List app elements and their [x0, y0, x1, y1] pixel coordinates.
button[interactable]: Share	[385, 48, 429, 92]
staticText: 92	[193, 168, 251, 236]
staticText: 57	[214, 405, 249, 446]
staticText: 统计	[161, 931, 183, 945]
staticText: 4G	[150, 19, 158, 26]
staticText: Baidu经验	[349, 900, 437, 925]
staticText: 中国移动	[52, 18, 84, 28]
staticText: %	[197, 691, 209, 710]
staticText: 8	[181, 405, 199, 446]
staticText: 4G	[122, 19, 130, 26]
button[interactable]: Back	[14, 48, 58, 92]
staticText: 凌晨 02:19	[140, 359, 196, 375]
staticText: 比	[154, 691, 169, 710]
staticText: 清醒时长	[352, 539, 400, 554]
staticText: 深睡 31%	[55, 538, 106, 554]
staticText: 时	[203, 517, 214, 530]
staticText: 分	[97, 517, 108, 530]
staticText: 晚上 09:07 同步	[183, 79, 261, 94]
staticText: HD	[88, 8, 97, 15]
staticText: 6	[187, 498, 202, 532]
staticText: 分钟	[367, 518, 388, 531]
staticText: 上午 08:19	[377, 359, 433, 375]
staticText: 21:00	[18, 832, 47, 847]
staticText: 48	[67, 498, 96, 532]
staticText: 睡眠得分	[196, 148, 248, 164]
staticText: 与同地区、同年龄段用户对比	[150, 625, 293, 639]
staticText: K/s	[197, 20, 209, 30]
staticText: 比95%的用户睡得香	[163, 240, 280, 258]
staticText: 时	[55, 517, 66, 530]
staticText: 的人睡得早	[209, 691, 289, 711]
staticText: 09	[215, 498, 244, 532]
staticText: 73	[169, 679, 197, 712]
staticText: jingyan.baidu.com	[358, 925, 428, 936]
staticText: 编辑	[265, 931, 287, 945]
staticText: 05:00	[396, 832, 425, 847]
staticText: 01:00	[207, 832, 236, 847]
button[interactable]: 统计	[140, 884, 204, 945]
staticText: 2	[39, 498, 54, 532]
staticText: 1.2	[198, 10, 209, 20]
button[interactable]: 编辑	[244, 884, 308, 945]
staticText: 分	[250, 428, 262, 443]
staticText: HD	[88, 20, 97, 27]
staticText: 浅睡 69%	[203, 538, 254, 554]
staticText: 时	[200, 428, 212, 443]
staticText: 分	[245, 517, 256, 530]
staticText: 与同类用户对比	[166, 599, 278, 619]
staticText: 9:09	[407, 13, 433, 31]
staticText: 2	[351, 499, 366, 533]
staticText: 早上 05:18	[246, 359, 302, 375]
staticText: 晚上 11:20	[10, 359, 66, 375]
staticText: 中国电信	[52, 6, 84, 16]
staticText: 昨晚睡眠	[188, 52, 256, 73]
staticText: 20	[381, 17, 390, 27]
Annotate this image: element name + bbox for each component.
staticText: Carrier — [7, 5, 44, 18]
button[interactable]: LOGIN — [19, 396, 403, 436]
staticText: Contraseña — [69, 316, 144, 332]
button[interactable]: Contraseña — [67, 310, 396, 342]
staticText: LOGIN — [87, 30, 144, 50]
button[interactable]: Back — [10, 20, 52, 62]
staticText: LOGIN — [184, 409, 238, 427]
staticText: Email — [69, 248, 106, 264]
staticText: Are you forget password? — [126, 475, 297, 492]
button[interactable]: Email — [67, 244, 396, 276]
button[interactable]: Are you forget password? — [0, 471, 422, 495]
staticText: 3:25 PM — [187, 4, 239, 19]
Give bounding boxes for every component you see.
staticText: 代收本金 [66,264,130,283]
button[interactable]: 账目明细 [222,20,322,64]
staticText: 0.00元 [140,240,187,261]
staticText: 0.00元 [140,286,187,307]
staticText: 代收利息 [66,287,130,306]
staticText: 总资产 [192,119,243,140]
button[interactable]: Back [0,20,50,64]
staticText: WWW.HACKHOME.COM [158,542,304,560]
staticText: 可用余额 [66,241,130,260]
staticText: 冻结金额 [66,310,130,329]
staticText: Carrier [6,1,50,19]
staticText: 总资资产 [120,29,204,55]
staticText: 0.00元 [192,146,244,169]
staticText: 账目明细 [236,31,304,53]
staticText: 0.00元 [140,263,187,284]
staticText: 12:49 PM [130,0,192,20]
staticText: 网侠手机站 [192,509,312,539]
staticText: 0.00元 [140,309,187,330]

※ ※ ※

:: Written exercise ::
Copy out every line of the material above, character for character.

:: The output ::
List app elements and their [x0, y0, x1, y1] pixel coordinates.
button[interactable]: Share	[385, 48, 429, 92]
staticText: 92	[193, 168, 251, 236]
staticText: 57	[214, 405, 249, 446]
staticText: 统计	[161, 931, 183, 945]
staticText: 4G	[150, 19, 158, 26]
staticText: Baidu经验	[349, 900, 437, 925]
staticText: 中国移动	[52, 18, 84, 28]
staticText: %	[197, 691, 209, 710]
staticText: 8	[181, 405, 199, 446]
staticText: 4G	[122, 19, 130, 26]
button[interactable]: Back	[14, 48, 58, 92]
staticText: 凌晨 02:19	[140, 359, 196, 375]
staticText: 比	[154, 691, 169, 710]
staticText: 清醒时长	[352, 539, 400, 554]
staticText: 深睡 31%	[55, 538, 106, 554]
staticText: 时	[203, 517, 214, 530]
staticText: 分	[97, 517, 108, 530]
staticText: 晚上 09:07 同步	[183, 79, 261, 94]
staticText: HD	[88, 8, 97, 15]
staticText: 6	[187, 498, 202, 532]
staticText: 分钟	[367, 518, 388, 531]
staticText: 上午 08:19	[377, 359, 433, 375]
staticText: 21:00	[18, 832, 47, 847]
staticText: 48	[67, 498, 96, 532]
staticText: 睡眠得分	[196, 148, 248, 164]
staticText: 与同地区、同年龄段用户对比	[150, 625, 293, 639]
staticText: K/s	[197, 20, 209, 30]
staticText: 比95%的用户睡得香	[163, 240, 280, 258]
staticText: 时	[55, 517, 66, 530]
staticText: 的人睡得早	[209, 691, 289, 711]
staticText: 09	[215, 498, 244, 532]
staticText: 73	[169, 679, 197, 712]
staticText: jingyan.baidu.com	[358, 925, 428, 936]
staticText: 编辑	[265, 931, 287, 945]
staticText: 05:00	[396, 832, 425, 847]
staticText: 01:00	[207, 832, 236, 847]
button[interactable]: 统计	[140, 884, 204, 945]
staticText: 2	[39, 498, 54, 532]
staticText: 1.2	[198, 10, 209, 20]
button[interactable]: 编辑	[244, 884, 308, 945]
staticText: 分	[250, 428, 262, 443]
staticText: HD	[88, 20, 97, 27]
staticText: 浅睡 69%	[203, 538, 254, 554]
staticText: 时	[200, 428, 212, 443]
staticText: 分	[245, 517, 256, 530]
staticText: 与同类用户对比	[166, 599, 278, 619]
staticText: 9:09	[407, 13, 433, 31]
staticText: 2	[351, 499, 366, 533]
staticText: 早上 05:18	[246, 359, 302, 375]
staticText: 晚上 11:20	[10, 359, 66, 375]
staticText: 中国电信	[52, 6, 84, 16]
staticText: 昨晚睡眠	[188, 52, 256, 73]
staticText: 20	[381, 17, 390, 27]
Annotate this image: element name + bbox for each component.
staticText: Carrier — [7, 5, 44, 18]
button[interactable]: LOGIN — [19, 396, 403, 436]
staticText: Contraseña — [69, 316, 144, 332]
button[interactable]: Contraseña — [67, 310, 396, 342]
staticText: LOGIN — [87, 30, 144, 50]
button[interactable]: Back — [10, 20, 52, 62]
staticText: LOGIN — [184, 409, 238, 427]
staticText: Email — [69, 248, 106, 264]
staticText: Are you forget password? — [126, 475, 297, 492]
button[interactable]: Email — [67, 244, 396, 276]
button[interactable]: Are you forget password? — [0, 471, 422, 495]
staticText: 3:25 PM — [187, 4, 239, 19]
Give bounding boxes for every component you see.
staticText: 代收本金 [66,264,130,283]
button[interactable]: 账目明细 [222,20,322,64]
staticText: 0.00元 [140,240,187,261]
staticText: 0.00元 [140,286,187,307]
staticText: 代收利息 [66,287,130,306]
staticText: 总资产 [192,119,243,140]
button[interactable]: Back [0,20,50,64]
staticText: WWW.HACKHOME.COM [158,542,304,560]
staticText: 可用余额 [66,241,130,260]
staticText: 冻结金额 [66,310,130,329]
staticText: Carrier [6,1,50,19]
staticText: 总资资产 [120,29,204,55]
staticText: 0.00元 [192,146,244,169]
staticText: 账目明细 [236,31,304,53]
staticText: 0.00元 [140,263,187,284]
staticText: 12:49 PM [130,0,192,20]
staticText: 网侠手机站 [192,509,312,539]
staticText: 0.00元 [140,309,187,330]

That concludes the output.